┌─ Data rows

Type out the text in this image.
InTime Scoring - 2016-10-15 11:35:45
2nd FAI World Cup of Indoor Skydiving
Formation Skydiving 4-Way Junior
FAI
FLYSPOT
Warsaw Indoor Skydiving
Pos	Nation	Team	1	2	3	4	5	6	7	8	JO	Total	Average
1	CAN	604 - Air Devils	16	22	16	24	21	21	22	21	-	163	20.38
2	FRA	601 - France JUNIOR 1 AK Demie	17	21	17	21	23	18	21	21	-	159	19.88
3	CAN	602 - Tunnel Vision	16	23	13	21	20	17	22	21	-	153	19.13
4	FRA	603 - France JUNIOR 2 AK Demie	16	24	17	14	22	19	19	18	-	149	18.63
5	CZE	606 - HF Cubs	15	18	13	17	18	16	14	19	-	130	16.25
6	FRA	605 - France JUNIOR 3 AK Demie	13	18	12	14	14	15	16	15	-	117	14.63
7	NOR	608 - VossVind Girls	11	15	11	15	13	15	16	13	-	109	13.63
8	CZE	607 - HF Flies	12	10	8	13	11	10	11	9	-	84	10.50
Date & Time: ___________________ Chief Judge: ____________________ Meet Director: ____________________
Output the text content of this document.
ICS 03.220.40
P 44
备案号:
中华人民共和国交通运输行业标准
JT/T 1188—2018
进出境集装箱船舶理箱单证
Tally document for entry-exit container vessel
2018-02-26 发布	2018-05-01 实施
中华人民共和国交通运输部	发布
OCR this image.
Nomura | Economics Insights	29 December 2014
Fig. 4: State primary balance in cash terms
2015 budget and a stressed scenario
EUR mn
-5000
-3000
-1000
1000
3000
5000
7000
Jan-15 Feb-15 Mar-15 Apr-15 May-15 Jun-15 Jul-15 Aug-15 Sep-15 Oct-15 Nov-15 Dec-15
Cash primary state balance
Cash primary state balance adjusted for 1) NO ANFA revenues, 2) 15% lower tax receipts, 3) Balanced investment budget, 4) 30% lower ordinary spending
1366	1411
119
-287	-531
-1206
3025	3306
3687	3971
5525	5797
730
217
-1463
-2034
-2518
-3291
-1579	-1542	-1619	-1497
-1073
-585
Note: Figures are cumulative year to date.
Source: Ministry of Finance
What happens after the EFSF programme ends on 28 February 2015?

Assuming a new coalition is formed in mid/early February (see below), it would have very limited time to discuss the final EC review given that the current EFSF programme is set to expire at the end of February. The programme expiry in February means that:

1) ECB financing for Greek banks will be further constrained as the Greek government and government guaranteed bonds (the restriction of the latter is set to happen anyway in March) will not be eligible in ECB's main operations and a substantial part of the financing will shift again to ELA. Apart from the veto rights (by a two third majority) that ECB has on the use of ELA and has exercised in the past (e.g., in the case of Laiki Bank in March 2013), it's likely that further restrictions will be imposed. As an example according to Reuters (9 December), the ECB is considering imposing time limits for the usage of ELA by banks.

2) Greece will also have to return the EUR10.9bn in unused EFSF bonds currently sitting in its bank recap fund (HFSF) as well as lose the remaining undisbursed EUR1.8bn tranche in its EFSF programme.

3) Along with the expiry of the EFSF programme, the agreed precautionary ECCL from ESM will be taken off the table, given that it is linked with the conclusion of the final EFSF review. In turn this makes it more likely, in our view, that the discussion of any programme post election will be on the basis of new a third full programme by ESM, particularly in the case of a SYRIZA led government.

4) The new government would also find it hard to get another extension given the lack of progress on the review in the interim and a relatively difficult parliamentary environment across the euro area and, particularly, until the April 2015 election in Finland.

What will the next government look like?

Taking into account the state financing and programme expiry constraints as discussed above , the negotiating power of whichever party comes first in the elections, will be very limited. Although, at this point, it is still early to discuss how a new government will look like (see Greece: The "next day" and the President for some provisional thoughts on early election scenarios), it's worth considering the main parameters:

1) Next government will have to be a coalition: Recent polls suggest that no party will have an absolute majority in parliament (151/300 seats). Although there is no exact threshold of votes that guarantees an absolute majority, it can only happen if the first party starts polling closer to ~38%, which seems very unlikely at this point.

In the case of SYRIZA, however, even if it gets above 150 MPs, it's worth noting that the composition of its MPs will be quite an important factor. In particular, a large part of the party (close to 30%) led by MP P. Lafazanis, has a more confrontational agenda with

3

└─

• Given task: What is the number of lines in the listing that contain the string "image"? Reply with that number alone.

• In response: 2